Available records:
---------------

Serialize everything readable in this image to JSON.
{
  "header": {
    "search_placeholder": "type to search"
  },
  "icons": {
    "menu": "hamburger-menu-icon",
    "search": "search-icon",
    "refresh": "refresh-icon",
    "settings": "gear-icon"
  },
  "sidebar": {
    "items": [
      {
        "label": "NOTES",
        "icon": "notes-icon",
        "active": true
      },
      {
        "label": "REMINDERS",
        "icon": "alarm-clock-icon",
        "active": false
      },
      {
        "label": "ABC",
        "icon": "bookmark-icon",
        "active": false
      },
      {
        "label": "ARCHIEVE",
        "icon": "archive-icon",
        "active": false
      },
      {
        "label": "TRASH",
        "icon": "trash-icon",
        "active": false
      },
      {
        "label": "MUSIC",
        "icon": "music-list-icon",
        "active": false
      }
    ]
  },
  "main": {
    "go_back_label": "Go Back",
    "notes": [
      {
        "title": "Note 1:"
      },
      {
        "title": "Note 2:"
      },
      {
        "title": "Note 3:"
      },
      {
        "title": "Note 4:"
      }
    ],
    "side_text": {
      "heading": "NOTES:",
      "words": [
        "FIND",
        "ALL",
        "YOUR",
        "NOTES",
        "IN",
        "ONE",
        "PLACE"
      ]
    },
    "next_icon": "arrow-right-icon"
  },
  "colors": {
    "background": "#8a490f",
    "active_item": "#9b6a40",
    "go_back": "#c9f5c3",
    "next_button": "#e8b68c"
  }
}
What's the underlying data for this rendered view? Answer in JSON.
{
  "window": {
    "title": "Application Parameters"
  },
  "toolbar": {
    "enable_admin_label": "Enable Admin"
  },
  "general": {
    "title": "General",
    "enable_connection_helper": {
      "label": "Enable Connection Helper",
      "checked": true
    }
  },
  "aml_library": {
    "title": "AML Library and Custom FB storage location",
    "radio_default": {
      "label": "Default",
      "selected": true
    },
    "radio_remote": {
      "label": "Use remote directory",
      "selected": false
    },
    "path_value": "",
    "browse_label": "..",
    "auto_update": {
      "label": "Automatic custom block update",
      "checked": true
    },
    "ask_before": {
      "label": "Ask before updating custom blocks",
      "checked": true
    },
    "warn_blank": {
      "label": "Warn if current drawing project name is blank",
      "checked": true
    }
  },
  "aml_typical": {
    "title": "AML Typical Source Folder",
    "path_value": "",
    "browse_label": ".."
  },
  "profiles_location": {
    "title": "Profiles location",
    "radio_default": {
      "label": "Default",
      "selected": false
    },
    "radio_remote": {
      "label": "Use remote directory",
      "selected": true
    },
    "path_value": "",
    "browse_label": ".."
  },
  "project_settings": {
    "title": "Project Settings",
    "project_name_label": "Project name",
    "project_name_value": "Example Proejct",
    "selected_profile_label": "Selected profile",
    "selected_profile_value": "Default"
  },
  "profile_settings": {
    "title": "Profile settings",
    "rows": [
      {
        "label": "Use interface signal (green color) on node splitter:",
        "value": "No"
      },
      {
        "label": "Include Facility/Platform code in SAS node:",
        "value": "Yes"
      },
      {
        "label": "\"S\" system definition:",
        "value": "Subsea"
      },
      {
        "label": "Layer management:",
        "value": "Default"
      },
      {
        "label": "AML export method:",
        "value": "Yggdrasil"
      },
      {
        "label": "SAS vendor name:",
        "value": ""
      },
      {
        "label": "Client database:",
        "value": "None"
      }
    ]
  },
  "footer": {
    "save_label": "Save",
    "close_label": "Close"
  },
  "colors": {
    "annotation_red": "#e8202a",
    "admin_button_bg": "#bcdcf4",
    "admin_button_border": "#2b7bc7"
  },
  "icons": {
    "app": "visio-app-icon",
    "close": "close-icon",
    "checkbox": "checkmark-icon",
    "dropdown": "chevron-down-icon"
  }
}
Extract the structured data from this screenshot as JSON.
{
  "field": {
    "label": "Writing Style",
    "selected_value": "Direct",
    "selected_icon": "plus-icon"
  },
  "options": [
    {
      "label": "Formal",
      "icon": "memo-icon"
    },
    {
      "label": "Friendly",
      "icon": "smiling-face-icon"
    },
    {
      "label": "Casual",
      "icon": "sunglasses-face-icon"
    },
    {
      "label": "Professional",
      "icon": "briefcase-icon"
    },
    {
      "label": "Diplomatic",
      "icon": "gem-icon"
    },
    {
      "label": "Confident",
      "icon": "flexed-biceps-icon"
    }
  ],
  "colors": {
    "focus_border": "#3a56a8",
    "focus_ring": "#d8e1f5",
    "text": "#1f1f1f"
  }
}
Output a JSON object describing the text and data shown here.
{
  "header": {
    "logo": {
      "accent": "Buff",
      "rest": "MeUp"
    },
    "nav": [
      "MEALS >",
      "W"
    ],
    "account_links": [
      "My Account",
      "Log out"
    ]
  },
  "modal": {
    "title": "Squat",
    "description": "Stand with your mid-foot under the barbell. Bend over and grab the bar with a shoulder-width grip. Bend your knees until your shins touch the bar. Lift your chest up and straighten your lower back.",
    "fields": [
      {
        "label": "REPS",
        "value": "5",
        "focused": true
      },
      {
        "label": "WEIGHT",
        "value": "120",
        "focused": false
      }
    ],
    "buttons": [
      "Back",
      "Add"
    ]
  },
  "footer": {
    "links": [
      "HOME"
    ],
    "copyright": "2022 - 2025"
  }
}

---------------

Print every entry exactly as it appears.

Serialize everything readable in this image to JSON.
{
  "header": {
    "search_placeholder": "type to search"
  },
  "icons": {
    "menu": "hamburger-menu-icon",
    "search": "search-icon",
    "refresh": "refresh-icon",
    "settings": "gear-icon"
  },
  "sidebar": {
    "items": [
      {
        "label": "NOTES",
        "icon": "notes-icon",
        "active": true
      },
      {
        "label": "REMINDERS",
        "icon": "alarm-clock-icon",
        "active": false
      },
      {
        "label": "ABC",
        "icon": "bookmark-icon",
        "active": false
      },
      {
        "label": "ARCHIEVE",
        "icon": "archive-icon",
        "active": false
      },
      {
        "label": "TRASH",
        "icon": "trash-icon",
        "active": false
      },
      {
        "label": "MUSIC",
        "icon": "music-list-icon",
        "active": false
      }
    ]
  },
  "main": {
    "go_back_label": "Go Back",
    "notes": [
      {
        "title": "Note 1:"
      },
      {
        "title": "Note 2:"
      },
      {
        "title": "Note 3:"
      },
      {
        "title": "Note 4:"
      }
    ],
    "side_text": {
      "heading": "NOTES:",
      "words": [
        "FIND",
        "ALL",
        "YOUR",
        "NOTES",
        "IN",
        "ONE",
        "PLACE"
      ]
    },
    "next_icon": "arrow-right-icon"
  },
  "colors": {
    "background": "#8a490f",
    "active_item": "#9b6a40",
    "go_back": "#c9f5c3",
    "next_button": "#e8b68c"
  }
}
What's the underlying data for this rendered view? Answer in JSON.
{
  "window": {
    "title": "Application Parameters"
  },
  "toolbar": {
    "enable_admin_label": "Enable Admin"
  },
  "general": {
    "title": "General",
    "enable_connection_helper": {
      "label": "Enable Connection Helper",
      "checked": true
    }
  },
  "aml_library": {
    "title": "AML Library and Custom FB storage location",
    "radio_default": {
      "label": "Default",
      "selected": true
    },
    "radio_remote": {
      "label": "Use remote directory",
      "selected": false
    },
    "path_value": "",
    "browse_label": "..",
    "auto_update": {
      "label": "Automatic custom block update",
      "checked": true
    },
    "ask_before": {
      "label": "Ask before updating custom blocks",
      "checked": true
    },
    "warn_blank": {
      "label": "Warn if current drawing project name is blank",
      "checked": true
    }
  },
  "aml_typical": {
    "title": "AML Typical Source Folder",
    "path_value": "",
    "browse_label": ".."
  },
  "profiles_location": {
    "title": "Profiles location",
    "radio_default": {
      "label": "Default",
      "selected": false
    },
    "radio_remote": {
      "label": "Use remote directory",
      "selected": true
    },
    "path_value": "",
    "browse_label": ".."
  },
  "project_settings": {
    "title": "Project Settings",
    "project_name_label": "Project name",
    "project_name_value": "Example Proejct",
    "selected_profile_label": "Selected profile",
    "selected_profile_value": "Default"
  },
  "profile_settings": {
    "title": "Profile settings",
    "rows": [
      {
        "label": "Use interface signal (green color) on node splitter:",
        "value": "No"
      },
      {
        "label": "Include Facility/Platform code in SAS node:",
        "value": "Yes"
      },
      {
        "label": "\"S\" system definition:",
        "value": "Subsea"
      },
      {
        "label": "Layer management:",
        "value": "Default"
      },
      {
        "label": "AML export method:",
        "value": "Yggdrasil"
      },
      {
        "label": "SAS vendor name:",
        "value": ""
      },
      {
        "label": "Client database:",
        "value": "None"
      }
    ]
  },
  "footer": {
    "save_label": "Save",
    "close_label": "Close"
  },
  "colors": {
    "annotation_red": "#e8202a",
    "admin_button_bg": "#bcdcf4",
    "admin_button_border": "#2b7bc7"
  },
  "icons": {
    "app": "visio-app-icon",
    "close": "close-icon",
    "checkbox": "checkmark-icon",
    "dropdown": "chevron-down-icon"
  }
}
Extract the structured data from this screenshot as JSON.
{
  "field": {
    "label": "Writing Style",
    "selected_value": "Direct",
    "selected_icon": "plus-icon"
  },
  "options": [
    {
      "label": "Formal",
      "icon": "memo-icon"
    },
    {
      "label": "Friendly",
      "icon": "smiling-face-icon"
    },
    {
      "label": "Casual",
      "icon": "sunglasses-face-icon"
    },
    {
      "label": "Professional",
      "icon": "briefcase-icon"
    },
    {
      "label": "Diplomatic",
      "icon": "gem-icon"
    },
    {
      "label": "Confident",
      "icon": "flexed-biceps-icon"
    }
  ],
  "colors": {
    "focus_border": "#3a56a8",
    "focus_ring": "#d8e1f5",
    "text": "#1f1f1f"
  }
}
Output a JSON object describing the text and data shown here.
{
  "header": {
    "logo": {
      "accent": "Buff",
      "rest": "MeUp"
    },
    "nav": [
      "MEALS >",
      "W"
    ],
    "account_links": [
      "My Account",
      "Log out"
    ]
  },
  "modal": {
    "title": "Squat",
    "description": "Stand with your mid-foot under the barbell. Bend over and grab the bar with a shoulder-width grip. Bend your knees until your shins touch the bar. Lift your chest up and straighten your lower back.",
    "fields": [
      {
        "label": "REPS",
        "value": "5",
        "focused": true
      },
      {
        "label": "WEIGHT",
        "value": "120",
        "focused": false
      }
    ],
    "buttons": [
      "Back",
      "Add"
    ]
  },
  "footer": {
    "links": [
      "HOME"
    ],
    "copyright": "2022 - 2025"
  }
}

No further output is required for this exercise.